Work to complete: Check each line of the listing below for the string "screenshot", and copy the ones that have it.

Start Supplied data

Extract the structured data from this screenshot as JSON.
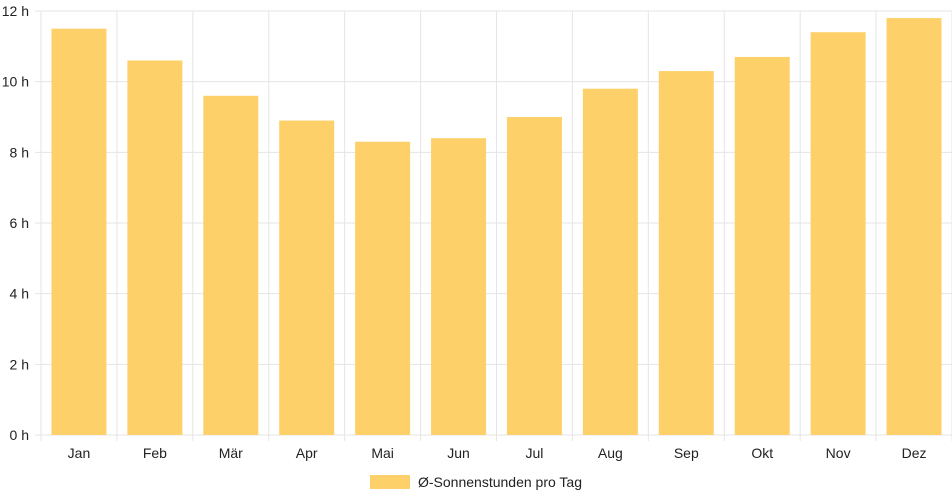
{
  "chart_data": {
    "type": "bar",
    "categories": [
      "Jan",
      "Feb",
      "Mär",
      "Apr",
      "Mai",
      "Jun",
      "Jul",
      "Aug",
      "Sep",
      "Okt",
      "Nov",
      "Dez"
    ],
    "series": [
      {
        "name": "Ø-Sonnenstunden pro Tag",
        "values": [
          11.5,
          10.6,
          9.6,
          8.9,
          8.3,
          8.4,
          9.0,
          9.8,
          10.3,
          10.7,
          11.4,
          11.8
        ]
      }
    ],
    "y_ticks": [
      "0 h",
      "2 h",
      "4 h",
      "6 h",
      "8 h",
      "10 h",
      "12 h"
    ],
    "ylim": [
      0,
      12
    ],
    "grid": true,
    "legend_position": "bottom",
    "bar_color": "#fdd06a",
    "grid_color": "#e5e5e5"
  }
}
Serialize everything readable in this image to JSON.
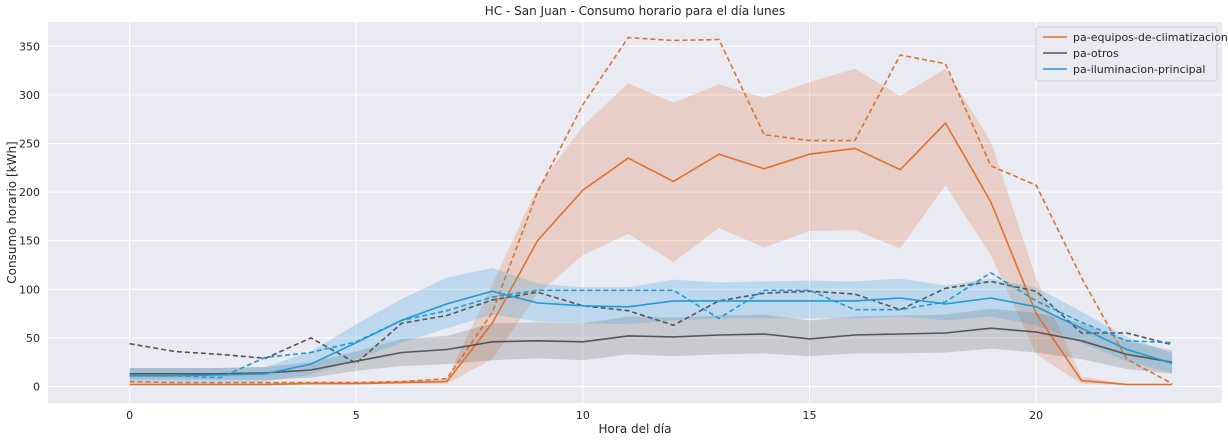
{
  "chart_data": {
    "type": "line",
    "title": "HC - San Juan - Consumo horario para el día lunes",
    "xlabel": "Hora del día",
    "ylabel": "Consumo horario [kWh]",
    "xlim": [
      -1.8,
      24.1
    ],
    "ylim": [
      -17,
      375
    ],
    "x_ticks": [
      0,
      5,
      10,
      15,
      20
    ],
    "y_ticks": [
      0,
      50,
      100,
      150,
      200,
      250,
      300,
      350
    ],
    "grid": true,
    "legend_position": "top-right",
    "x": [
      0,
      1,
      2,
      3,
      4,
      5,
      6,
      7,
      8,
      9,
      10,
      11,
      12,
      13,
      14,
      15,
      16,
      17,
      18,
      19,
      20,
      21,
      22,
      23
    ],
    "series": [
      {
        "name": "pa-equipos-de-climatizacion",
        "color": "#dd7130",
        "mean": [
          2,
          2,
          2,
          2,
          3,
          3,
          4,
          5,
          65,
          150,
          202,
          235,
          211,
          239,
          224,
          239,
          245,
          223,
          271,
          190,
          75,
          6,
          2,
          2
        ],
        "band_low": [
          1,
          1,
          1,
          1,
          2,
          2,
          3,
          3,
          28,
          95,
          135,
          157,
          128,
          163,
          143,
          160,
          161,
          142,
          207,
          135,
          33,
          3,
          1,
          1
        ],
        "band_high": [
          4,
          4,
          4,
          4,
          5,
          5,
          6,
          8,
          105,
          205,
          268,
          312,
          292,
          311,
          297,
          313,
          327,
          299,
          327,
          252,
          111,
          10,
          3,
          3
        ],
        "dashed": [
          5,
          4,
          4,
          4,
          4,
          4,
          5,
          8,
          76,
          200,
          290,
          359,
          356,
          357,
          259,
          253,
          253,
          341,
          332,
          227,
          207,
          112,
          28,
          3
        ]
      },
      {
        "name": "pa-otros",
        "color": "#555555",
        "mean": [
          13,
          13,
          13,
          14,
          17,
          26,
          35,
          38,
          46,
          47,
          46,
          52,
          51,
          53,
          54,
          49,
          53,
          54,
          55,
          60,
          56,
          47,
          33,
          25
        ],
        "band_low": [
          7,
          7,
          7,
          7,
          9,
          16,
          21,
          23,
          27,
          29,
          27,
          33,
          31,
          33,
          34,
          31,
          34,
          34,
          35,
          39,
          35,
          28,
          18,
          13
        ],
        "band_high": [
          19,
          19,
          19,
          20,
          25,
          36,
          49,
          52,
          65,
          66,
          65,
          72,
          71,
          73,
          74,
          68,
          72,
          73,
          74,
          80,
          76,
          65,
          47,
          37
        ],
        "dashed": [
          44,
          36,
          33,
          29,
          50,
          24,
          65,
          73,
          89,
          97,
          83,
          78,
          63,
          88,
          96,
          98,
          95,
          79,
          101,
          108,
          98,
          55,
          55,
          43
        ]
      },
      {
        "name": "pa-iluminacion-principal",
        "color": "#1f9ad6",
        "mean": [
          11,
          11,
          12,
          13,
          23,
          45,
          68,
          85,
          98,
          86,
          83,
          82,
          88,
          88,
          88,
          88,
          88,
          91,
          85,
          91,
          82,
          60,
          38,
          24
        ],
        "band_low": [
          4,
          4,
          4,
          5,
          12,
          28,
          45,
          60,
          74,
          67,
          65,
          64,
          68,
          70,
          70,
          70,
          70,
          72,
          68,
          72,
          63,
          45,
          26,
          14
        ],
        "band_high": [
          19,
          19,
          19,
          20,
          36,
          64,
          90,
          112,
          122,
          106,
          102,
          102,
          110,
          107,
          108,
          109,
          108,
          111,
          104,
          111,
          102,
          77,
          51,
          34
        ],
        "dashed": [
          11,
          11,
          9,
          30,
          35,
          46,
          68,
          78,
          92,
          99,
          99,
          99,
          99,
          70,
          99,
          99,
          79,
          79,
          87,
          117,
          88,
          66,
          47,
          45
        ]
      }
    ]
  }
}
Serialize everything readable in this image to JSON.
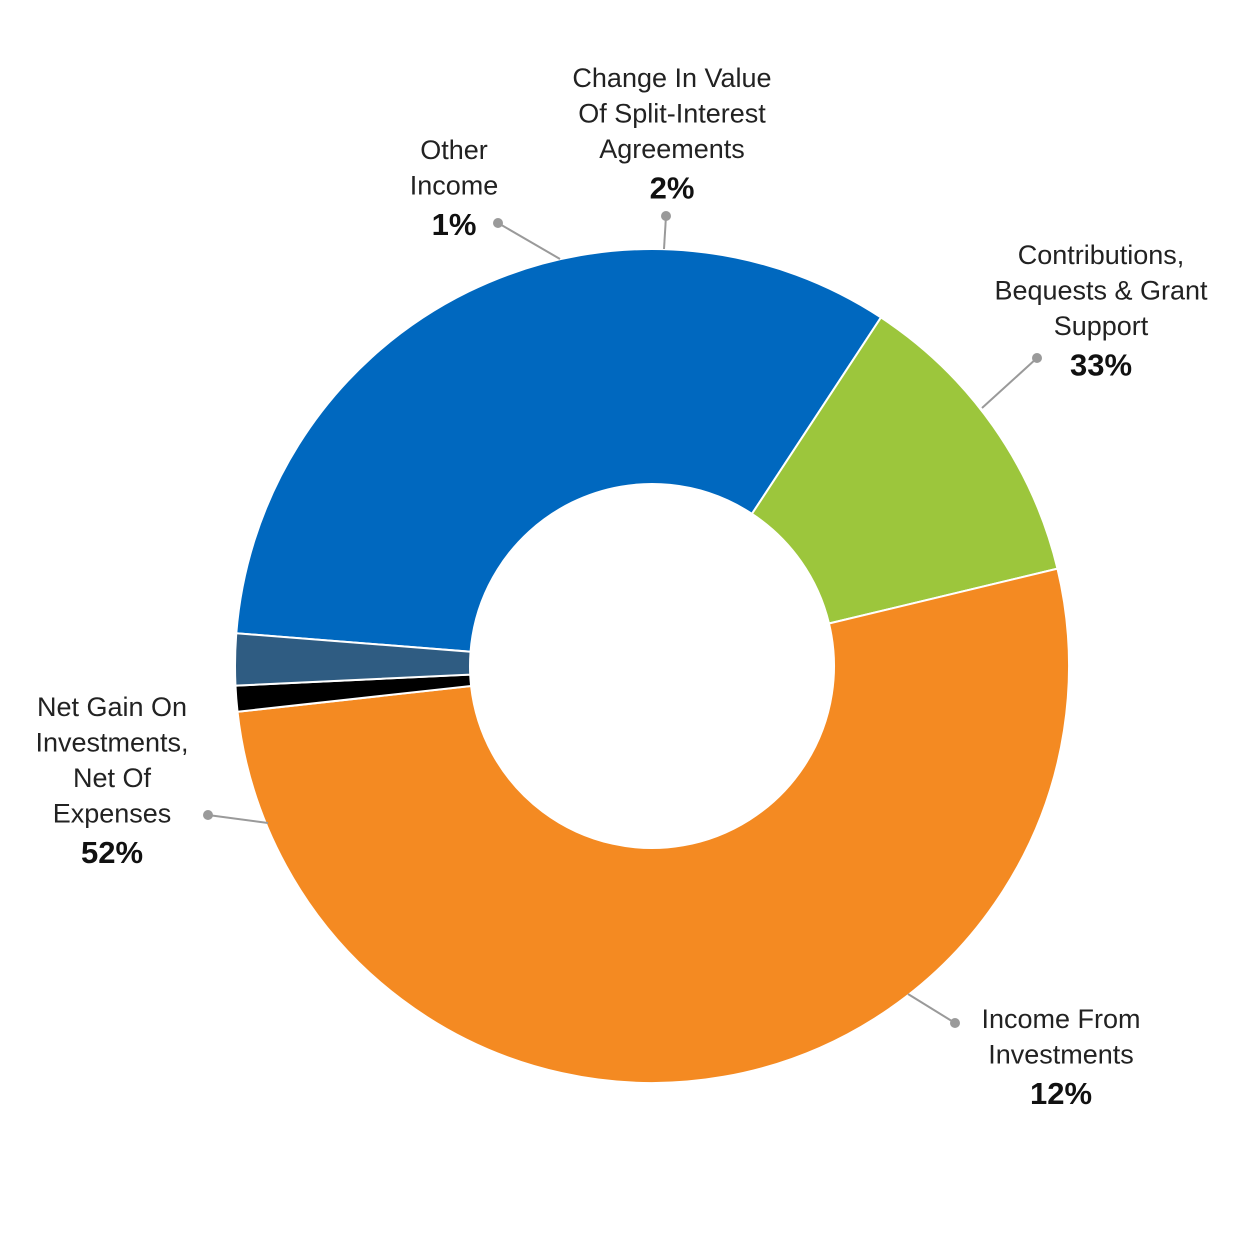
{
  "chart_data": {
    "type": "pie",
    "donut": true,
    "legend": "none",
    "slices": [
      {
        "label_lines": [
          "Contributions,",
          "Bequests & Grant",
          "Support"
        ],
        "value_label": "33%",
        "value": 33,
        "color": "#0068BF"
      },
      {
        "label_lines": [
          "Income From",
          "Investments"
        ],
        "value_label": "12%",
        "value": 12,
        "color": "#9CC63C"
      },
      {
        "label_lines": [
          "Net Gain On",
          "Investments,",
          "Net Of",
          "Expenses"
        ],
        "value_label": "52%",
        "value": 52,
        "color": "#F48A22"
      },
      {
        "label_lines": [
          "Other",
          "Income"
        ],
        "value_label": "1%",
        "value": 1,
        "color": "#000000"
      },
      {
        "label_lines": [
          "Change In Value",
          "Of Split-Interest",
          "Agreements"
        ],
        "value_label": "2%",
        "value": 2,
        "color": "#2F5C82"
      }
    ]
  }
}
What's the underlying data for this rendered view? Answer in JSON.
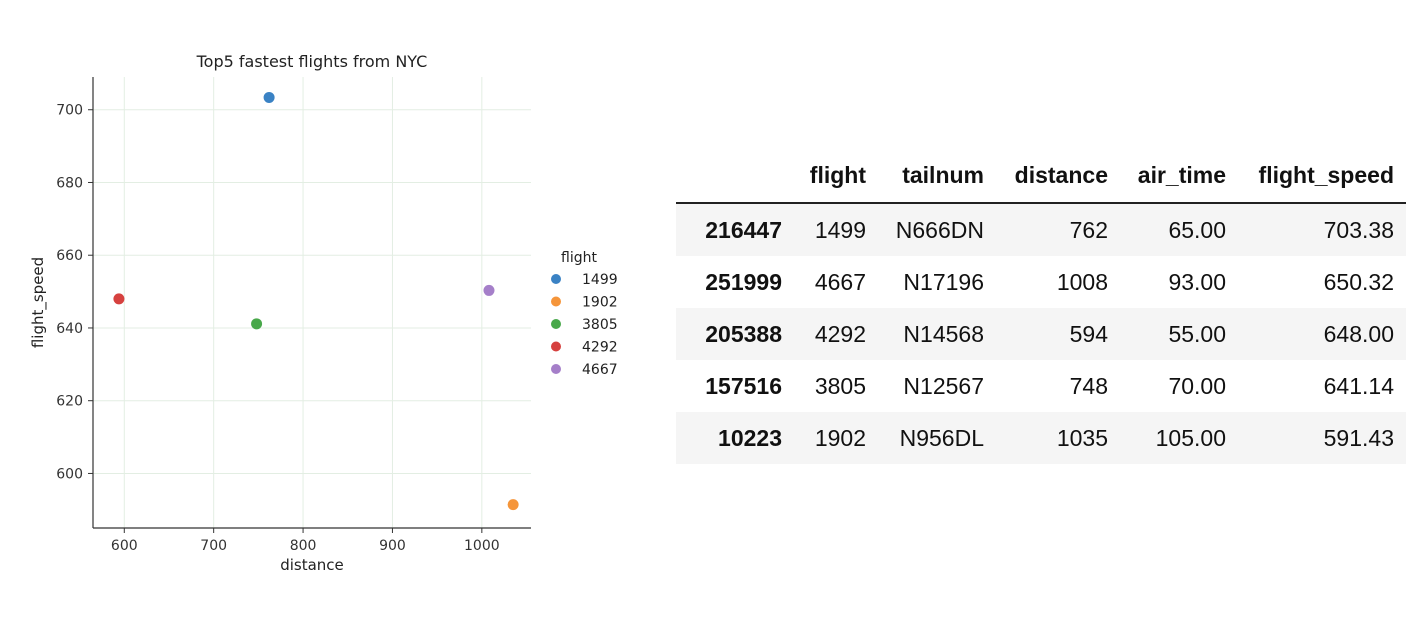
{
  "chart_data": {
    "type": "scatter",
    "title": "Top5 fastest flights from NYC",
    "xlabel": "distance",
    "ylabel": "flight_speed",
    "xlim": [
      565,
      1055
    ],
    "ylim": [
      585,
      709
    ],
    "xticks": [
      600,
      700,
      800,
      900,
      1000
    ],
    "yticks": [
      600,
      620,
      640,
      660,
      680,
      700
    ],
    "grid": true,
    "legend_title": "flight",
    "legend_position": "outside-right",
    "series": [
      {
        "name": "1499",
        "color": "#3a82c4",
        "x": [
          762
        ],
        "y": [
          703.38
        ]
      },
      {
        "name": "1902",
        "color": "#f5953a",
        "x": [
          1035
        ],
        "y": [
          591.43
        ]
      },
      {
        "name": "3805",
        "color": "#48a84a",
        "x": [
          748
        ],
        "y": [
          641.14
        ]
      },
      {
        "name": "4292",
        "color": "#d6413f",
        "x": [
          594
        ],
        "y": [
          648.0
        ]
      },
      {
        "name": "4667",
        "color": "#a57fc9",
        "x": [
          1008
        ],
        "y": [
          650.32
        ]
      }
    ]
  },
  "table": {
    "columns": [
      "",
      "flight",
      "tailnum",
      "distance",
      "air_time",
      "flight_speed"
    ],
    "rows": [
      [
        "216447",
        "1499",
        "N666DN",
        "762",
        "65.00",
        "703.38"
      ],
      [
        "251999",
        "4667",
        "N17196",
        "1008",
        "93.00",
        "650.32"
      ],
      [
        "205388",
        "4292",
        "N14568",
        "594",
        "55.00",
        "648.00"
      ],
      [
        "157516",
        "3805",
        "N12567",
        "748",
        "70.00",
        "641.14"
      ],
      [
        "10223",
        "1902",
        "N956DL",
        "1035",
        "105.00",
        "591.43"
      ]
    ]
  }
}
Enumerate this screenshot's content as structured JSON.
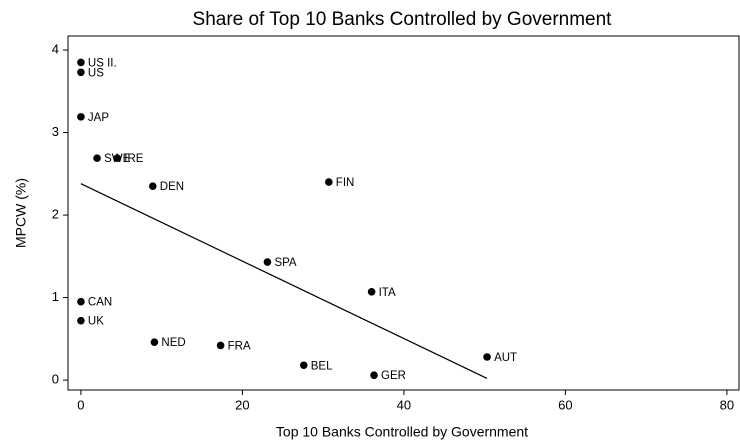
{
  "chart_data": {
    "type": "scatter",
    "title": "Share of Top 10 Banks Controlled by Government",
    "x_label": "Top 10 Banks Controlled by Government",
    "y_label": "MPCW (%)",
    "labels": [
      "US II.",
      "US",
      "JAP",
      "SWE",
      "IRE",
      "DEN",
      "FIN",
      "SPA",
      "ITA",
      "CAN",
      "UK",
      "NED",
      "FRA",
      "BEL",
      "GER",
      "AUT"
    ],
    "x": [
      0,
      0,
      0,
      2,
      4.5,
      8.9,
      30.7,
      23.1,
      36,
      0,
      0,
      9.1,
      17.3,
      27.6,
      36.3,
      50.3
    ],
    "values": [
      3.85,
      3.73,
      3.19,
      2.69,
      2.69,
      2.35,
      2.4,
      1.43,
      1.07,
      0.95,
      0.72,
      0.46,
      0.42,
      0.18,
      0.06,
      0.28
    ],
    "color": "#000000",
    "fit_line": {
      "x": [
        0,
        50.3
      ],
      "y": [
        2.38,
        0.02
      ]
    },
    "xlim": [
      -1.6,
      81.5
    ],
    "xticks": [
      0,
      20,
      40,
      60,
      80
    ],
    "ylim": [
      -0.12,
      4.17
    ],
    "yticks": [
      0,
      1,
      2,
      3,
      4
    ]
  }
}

End Supplied data

Exercise response:
Extract the structured data from this screenshot as JSON.
Enumerate this screenshot's content as structured JSON.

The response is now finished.